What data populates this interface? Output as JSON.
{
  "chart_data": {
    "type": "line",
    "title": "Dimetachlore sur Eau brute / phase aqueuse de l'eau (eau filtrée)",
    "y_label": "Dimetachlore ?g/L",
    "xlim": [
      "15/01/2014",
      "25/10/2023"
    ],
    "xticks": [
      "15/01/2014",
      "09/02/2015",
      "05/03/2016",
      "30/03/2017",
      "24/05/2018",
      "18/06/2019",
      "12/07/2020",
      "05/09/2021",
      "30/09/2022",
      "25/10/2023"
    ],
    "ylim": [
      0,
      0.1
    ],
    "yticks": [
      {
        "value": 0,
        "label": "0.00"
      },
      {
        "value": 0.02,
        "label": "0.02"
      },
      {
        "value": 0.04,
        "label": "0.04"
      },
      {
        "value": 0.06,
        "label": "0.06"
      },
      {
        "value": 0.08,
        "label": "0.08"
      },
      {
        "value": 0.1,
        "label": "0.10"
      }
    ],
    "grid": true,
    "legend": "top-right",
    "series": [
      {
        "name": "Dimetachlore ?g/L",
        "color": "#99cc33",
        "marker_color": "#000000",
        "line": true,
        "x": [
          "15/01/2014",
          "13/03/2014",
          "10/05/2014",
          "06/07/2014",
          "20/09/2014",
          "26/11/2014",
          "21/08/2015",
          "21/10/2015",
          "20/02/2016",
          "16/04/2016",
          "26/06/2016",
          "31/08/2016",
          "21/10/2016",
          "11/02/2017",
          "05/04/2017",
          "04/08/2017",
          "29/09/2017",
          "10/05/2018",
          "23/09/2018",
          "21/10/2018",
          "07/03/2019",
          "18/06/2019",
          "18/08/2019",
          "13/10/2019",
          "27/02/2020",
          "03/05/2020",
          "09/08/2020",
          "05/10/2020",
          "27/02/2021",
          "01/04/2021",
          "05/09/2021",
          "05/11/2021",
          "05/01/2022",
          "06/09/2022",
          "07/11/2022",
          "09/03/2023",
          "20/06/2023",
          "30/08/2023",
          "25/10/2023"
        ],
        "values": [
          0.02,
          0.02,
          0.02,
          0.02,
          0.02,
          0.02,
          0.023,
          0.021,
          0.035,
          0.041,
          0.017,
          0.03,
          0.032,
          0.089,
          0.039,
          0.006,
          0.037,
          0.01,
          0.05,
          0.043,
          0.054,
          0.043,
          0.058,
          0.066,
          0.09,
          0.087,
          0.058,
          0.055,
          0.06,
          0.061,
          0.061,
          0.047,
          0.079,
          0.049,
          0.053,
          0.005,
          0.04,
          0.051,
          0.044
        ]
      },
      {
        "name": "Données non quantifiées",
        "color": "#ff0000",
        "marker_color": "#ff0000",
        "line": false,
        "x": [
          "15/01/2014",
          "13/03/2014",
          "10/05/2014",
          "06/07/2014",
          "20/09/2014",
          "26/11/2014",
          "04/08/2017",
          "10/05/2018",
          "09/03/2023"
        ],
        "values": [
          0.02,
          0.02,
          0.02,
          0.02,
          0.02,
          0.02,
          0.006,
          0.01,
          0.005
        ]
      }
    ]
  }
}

» **Challenge**: What is the number of lines in the records that contain "Dimetachlore"? Give that number only.

» **Solution**: 3